Provide a single number: the count of lines containing the string "DATA".
>> BEGIN
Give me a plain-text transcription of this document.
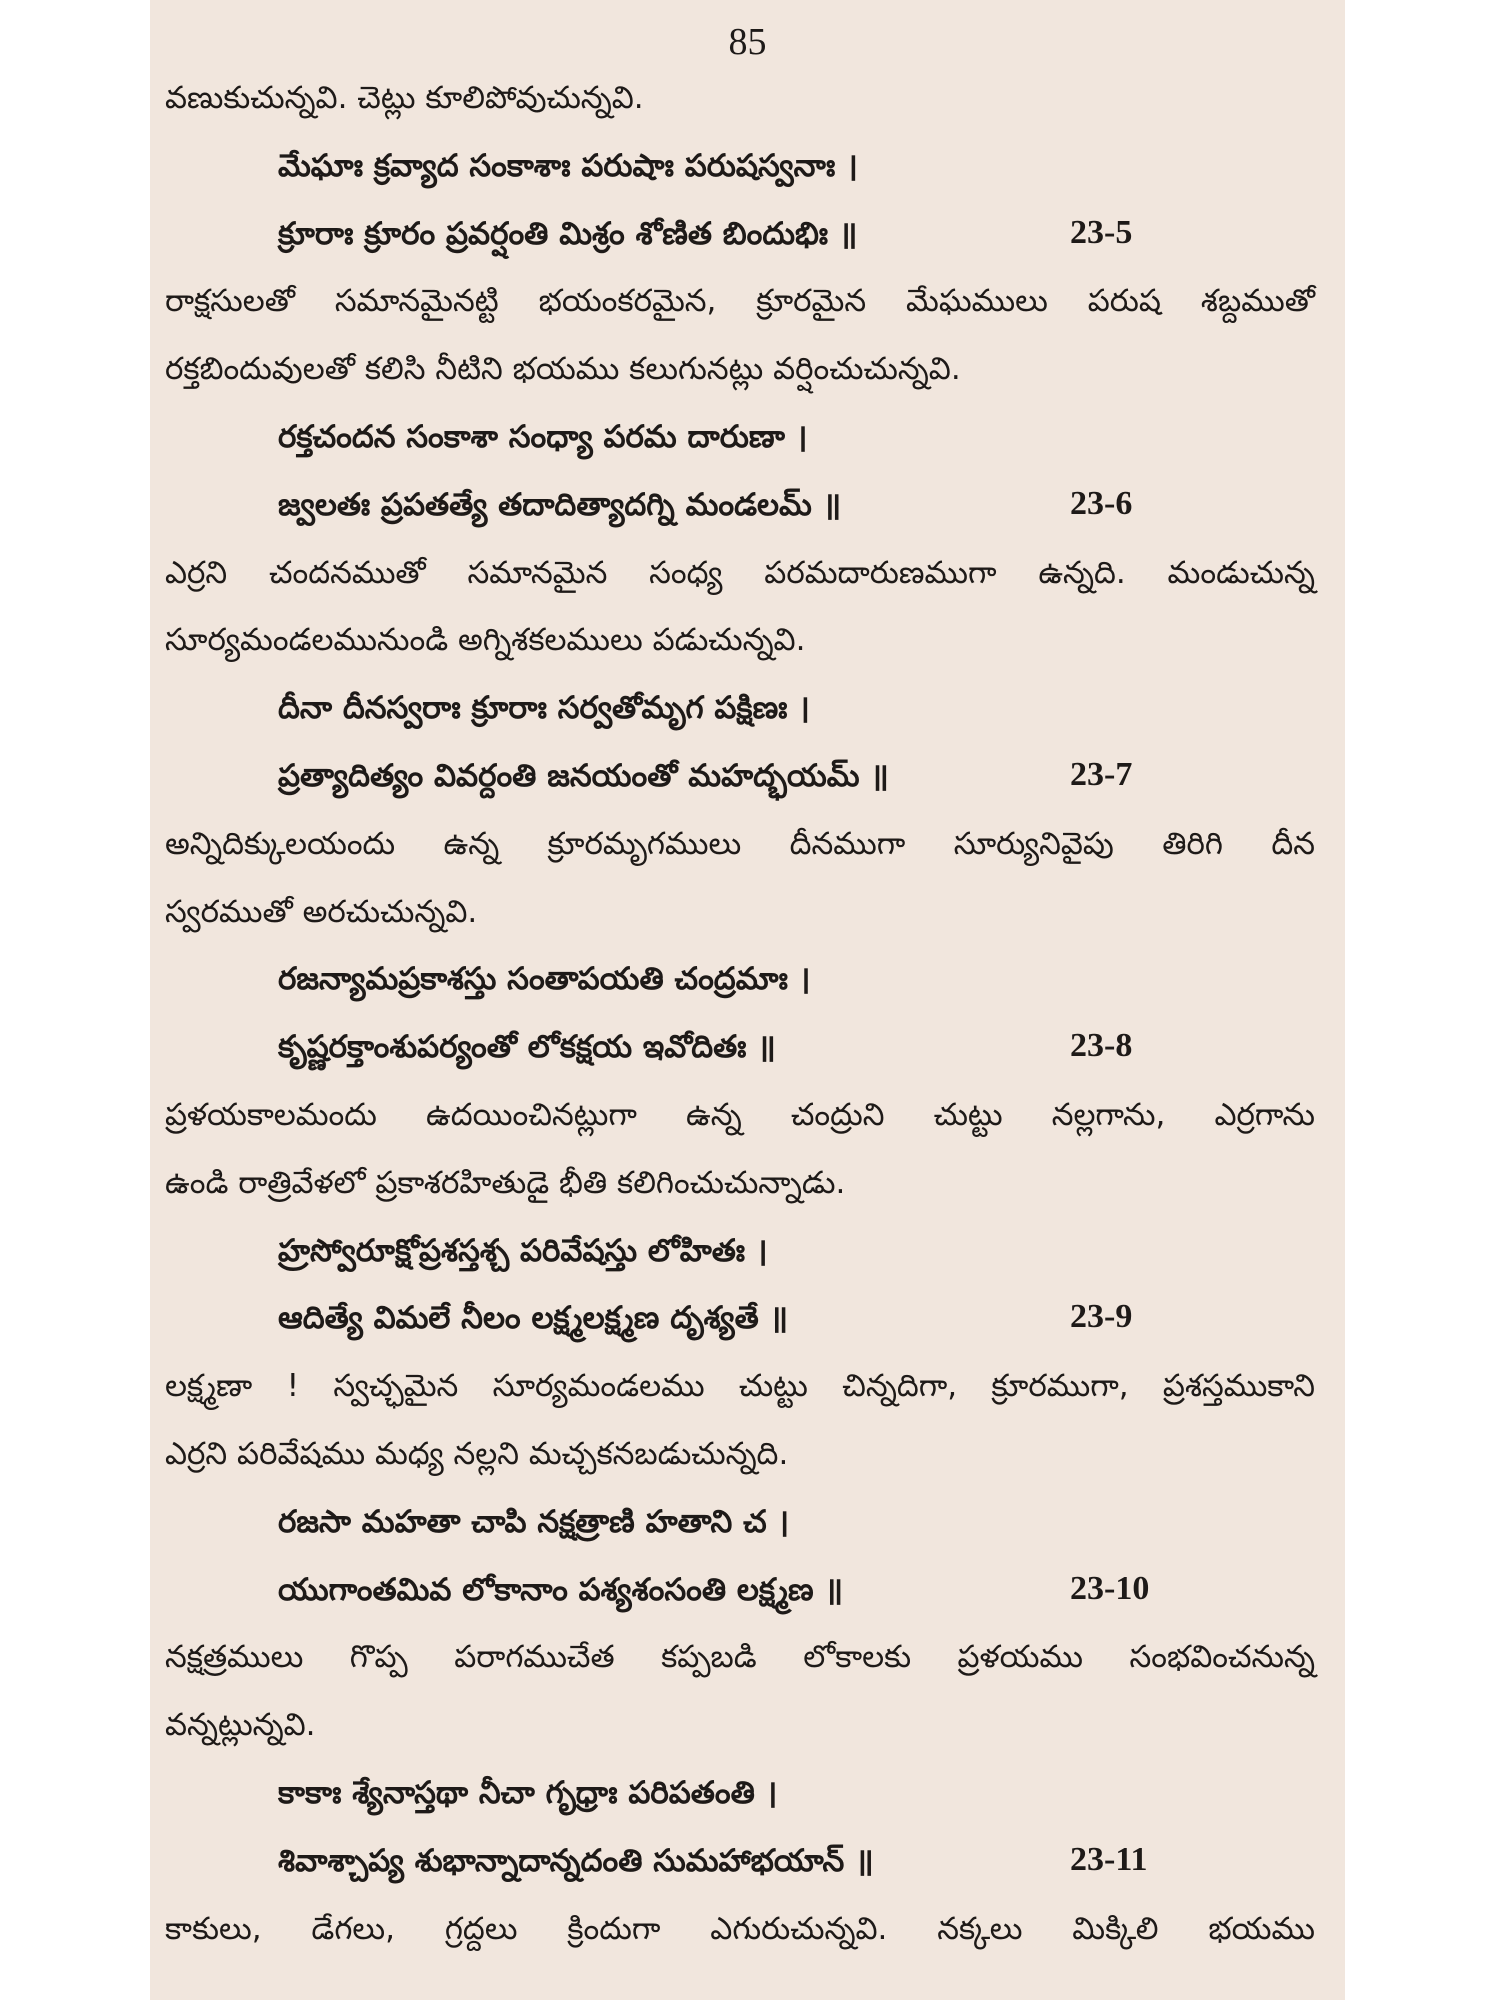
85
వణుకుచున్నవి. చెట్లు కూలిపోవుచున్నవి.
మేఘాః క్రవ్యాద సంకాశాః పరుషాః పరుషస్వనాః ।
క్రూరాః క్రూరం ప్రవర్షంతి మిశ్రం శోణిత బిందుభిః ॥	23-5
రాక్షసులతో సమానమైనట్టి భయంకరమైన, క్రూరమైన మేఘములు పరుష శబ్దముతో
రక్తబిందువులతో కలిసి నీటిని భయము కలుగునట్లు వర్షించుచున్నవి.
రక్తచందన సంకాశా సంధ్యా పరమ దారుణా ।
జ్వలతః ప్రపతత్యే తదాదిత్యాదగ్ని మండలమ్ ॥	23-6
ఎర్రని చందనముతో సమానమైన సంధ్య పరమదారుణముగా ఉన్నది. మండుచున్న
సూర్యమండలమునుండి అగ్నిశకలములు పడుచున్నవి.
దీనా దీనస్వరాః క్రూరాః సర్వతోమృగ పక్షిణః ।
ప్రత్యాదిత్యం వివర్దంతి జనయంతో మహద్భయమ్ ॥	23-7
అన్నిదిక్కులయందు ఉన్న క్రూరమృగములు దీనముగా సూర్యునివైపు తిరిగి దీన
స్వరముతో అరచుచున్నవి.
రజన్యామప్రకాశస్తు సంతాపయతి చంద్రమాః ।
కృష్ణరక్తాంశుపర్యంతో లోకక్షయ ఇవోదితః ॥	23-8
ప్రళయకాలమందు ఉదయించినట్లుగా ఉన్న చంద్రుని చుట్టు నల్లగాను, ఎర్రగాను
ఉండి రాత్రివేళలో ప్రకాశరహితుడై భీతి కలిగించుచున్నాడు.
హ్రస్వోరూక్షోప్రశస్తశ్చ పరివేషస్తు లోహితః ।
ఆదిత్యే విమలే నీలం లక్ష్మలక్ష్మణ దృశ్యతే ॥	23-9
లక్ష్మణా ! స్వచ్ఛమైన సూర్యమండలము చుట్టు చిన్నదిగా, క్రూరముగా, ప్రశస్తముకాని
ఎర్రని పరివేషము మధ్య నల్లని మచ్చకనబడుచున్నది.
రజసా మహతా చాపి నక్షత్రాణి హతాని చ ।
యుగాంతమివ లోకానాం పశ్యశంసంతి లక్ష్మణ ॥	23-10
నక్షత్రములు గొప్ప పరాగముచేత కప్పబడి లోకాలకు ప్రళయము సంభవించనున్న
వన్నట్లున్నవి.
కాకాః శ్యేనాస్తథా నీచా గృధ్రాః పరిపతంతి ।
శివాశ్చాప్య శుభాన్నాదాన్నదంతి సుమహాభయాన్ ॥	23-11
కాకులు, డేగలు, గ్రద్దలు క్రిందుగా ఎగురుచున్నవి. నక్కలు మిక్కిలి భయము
>> END
>> BEGIN
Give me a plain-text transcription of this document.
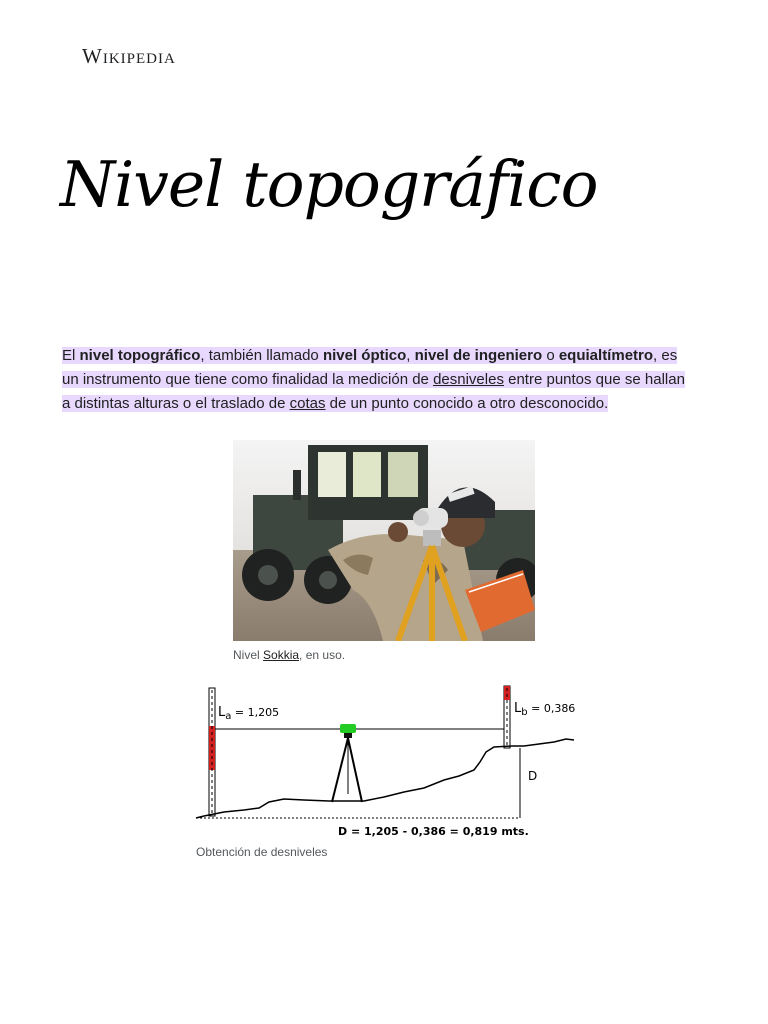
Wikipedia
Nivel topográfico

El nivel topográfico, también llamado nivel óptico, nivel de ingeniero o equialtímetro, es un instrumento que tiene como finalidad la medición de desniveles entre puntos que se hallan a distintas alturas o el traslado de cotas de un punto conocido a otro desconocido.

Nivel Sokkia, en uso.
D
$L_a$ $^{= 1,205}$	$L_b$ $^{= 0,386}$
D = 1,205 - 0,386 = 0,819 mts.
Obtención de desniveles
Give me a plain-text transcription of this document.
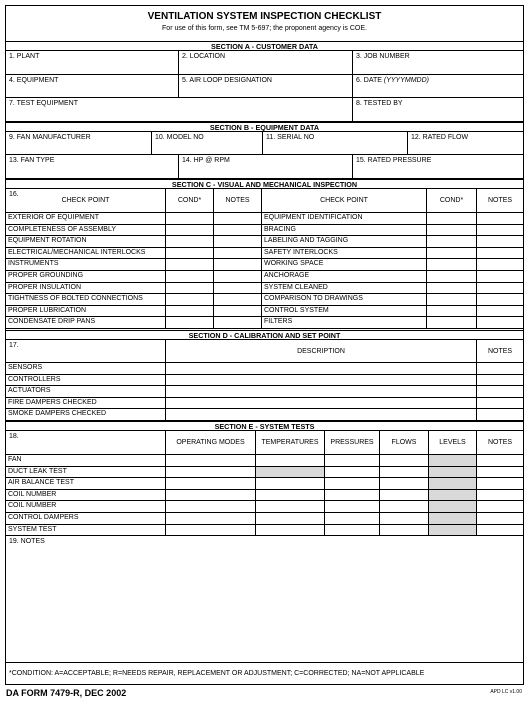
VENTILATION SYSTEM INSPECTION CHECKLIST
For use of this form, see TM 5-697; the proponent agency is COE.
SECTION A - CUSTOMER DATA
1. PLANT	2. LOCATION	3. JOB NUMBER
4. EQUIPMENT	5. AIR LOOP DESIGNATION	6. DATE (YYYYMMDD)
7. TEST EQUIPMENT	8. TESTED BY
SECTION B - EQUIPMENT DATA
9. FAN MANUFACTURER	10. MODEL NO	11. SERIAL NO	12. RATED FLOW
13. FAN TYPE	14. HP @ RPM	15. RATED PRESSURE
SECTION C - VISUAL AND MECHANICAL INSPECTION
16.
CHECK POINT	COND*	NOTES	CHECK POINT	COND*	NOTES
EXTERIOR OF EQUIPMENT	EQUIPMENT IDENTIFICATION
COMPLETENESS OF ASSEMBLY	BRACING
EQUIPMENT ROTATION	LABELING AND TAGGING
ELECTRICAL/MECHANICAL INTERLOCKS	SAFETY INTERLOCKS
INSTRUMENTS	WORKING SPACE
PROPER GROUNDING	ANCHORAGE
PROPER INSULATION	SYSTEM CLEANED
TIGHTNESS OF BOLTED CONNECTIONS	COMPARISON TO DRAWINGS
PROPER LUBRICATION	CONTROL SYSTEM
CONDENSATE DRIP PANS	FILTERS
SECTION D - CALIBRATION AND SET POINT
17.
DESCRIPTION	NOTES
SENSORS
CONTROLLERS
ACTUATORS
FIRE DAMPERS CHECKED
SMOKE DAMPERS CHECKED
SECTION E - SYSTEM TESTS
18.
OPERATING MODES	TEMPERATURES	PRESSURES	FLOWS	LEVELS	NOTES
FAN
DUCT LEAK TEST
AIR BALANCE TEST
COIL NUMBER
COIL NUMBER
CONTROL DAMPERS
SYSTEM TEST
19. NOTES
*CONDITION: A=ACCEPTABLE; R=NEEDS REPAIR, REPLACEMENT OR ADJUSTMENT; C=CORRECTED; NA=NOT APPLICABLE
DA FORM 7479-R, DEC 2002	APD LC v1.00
>> END
### The solution
2